[INSTRUCTIONS FOR THE TASK] In the listing, take the lines starting at the one containing "lock-aspect-checkbox-label: Lock viewport" and ending at the one containing "apply-button[interactable]: Apply xyxy=(783,1469,957,1521)", and write them out again with "viewport" changed to "canvas" and nothing else altered.

Collected data entries:
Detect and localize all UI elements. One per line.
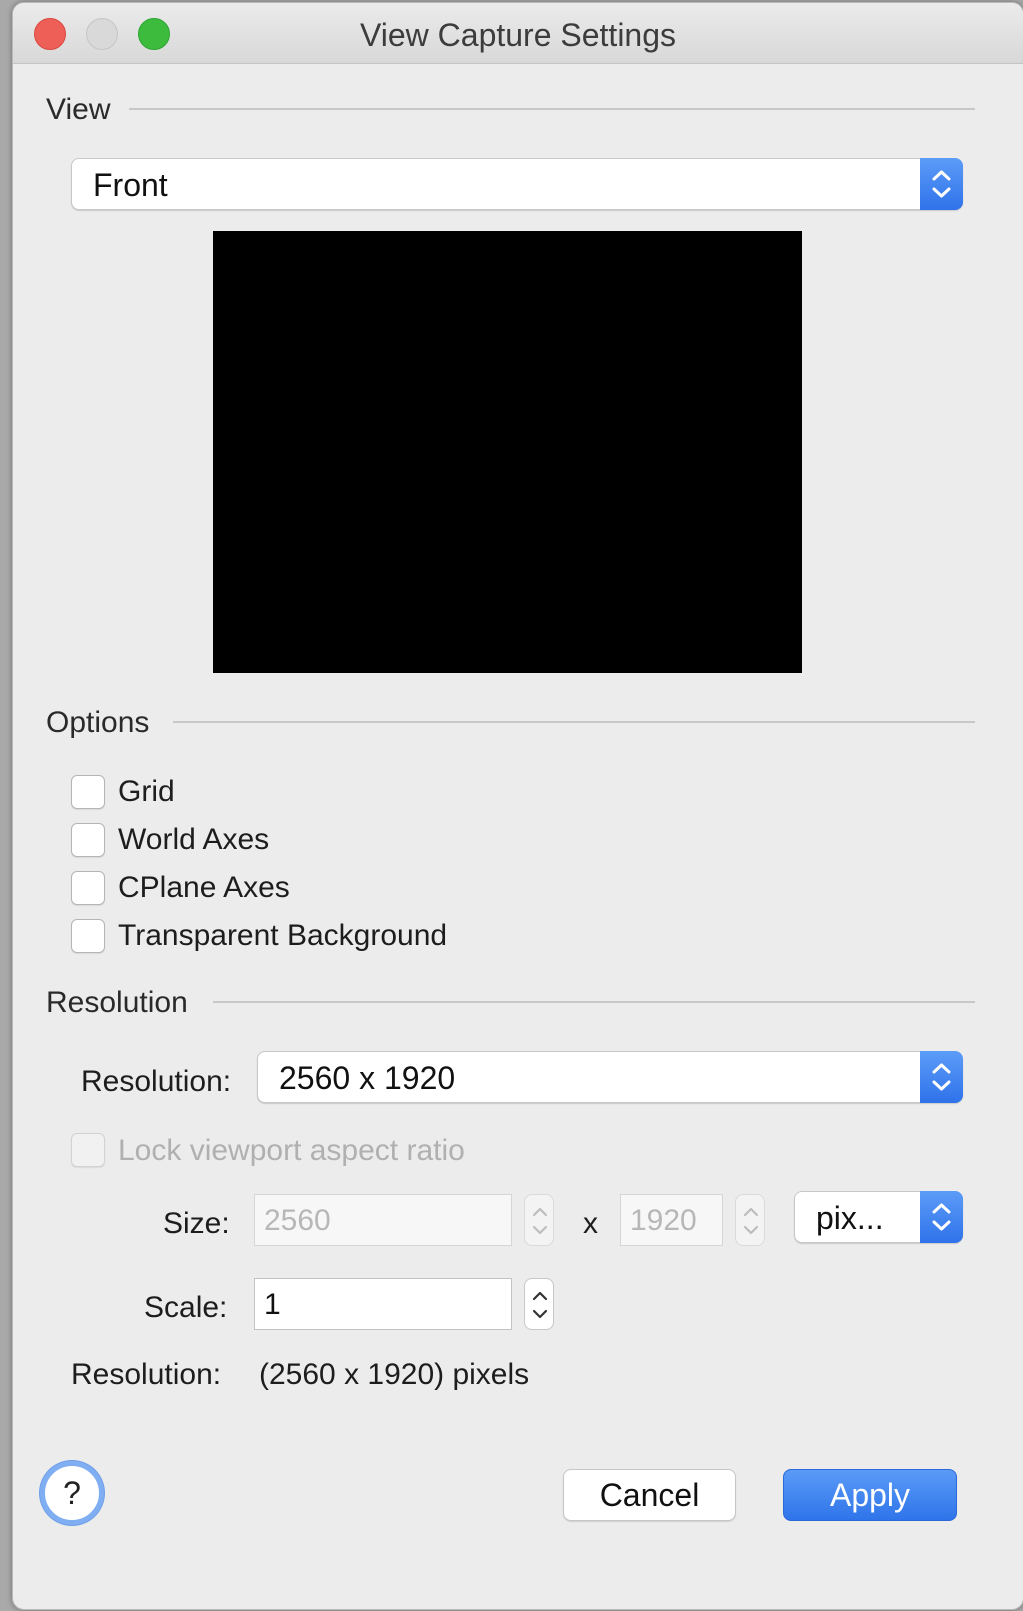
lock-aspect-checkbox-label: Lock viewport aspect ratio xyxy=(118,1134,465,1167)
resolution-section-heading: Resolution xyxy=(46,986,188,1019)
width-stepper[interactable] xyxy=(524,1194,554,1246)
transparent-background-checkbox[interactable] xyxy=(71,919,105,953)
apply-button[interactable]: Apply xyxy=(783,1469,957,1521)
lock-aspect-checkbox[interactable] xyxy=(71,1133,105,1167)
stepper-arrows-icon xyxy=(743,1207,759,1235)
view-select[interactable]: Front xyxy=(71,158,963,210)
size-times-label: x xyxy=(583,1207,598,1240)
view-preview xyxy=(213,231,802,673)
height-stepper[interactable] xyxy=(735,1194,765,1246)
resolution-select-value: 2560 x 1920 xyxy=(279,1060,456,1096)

[SOLUTION FOR THIS PROBLEM]
lock-aspect-checkbox-label: Lock canvas aspect ratio xyxy=(118,1134,465,1167)
resolution-section-heading: Resolution xyxy=(46,986,188,1019)
width-stepper[interactable] xyxy=(524,1194,554,1246)
transparent-background-checkbox[interactable] xyxy=(71,919,105,953)
apply-button[interactable]: Apply xyxy=(783,1469,957,1521)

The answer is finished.